- **ROWS**
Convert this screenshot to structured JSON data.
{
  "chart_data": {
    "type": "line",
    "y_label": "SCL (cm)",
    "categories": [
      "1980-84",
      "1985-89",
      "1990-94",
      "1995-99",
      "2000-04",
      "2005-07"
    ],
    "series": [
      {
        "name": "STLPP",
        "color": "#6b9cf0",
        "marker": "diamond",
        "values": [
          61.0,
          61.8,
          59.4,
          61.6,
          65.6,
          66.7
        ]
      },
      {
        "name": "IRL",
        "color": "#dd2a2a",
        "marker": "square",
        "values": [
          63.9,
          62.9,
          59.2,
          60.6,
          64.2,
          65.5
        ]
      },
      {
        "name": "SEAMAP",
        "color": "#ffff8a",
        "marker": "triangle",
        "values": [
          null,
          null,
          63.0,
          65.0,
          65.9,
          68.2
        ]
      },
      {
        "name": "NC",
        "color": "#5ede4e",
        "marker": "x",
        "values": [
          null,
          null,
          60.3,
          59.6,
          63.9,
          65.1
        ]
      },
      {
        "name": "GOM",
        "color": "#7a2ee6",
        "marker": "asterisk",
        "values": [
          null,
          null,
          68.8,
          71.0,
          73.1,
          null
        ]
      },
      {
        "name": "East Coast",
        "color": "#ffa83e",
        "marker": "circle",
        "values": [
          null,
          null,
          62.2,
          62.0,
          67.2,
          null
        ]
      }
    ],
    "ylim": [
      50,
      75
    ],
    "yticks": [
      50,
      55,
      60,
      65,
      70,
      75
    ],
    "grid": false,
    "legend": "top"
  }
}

- **WORK TO COMPLETE**
Make an exact copy of the records.

- **ANSWER TO THIS EXERCISE**
Convert this screenshot to structured JSON data.
{
  "chart_data": {
    "type": "line",
    "y_label": "SCL (cm)",
    "categories": [
      "1980-84",
      "1985-89",
      "1990-94",
      "1995-99",
      "2000-04",
      "2005-07"
    ],
    "series": [
      {
        "name": "STLPP",
        "color": "#6b9cf0",
        "marker": "diamond",
        "values": [
          61.0,
          61.8,
          59.4,
          61.6,
          65.6,
          66.7
        ]
      },
      {
        "name": "IRL",
        "color": "#dd2a2a",
        "marker": "square",
        "values": [
          63.9,
          62.9,
          59.2,
          60.6,
          64.2,
          65.5
        ]
      },
      {
        "name": "SEAMAP",
        "color": "#ffff8a",
        "marker": "triangle",
        "values": [
          null,
          null,
          63.0,
          65.0,
          65.9,
          68.2
        ]
      },
      {
        "name": "NC",
        "color": "#5ede4e",
        "marker": "x",
        "values": [
          null,
          null,
          60.3,
          59.6,
          63.9,
          65.1
        ]
      },
      {
        "name": "GOM",
        "color": "#7a2ee6",
        "marker": "asterisk",
        "values": [
          null,
          null,
          68.8,
          71.0,
          73.1,
          null
        ]
      },
      {
        "name": "East Coast",
        "color": "#ffa83e",
        "marker": "circle",
        "values": [
          null,
          null,
          62.2,
          62.0,
          67.2,
          null
        ]
      }
    ],
    "ylim": [
      50,
      75
    ],
    "yticks": [
      50,
      55,
      60,
      65,
      70,
      75
    ],
    "grid": false,
    "legend": "top"
  }
}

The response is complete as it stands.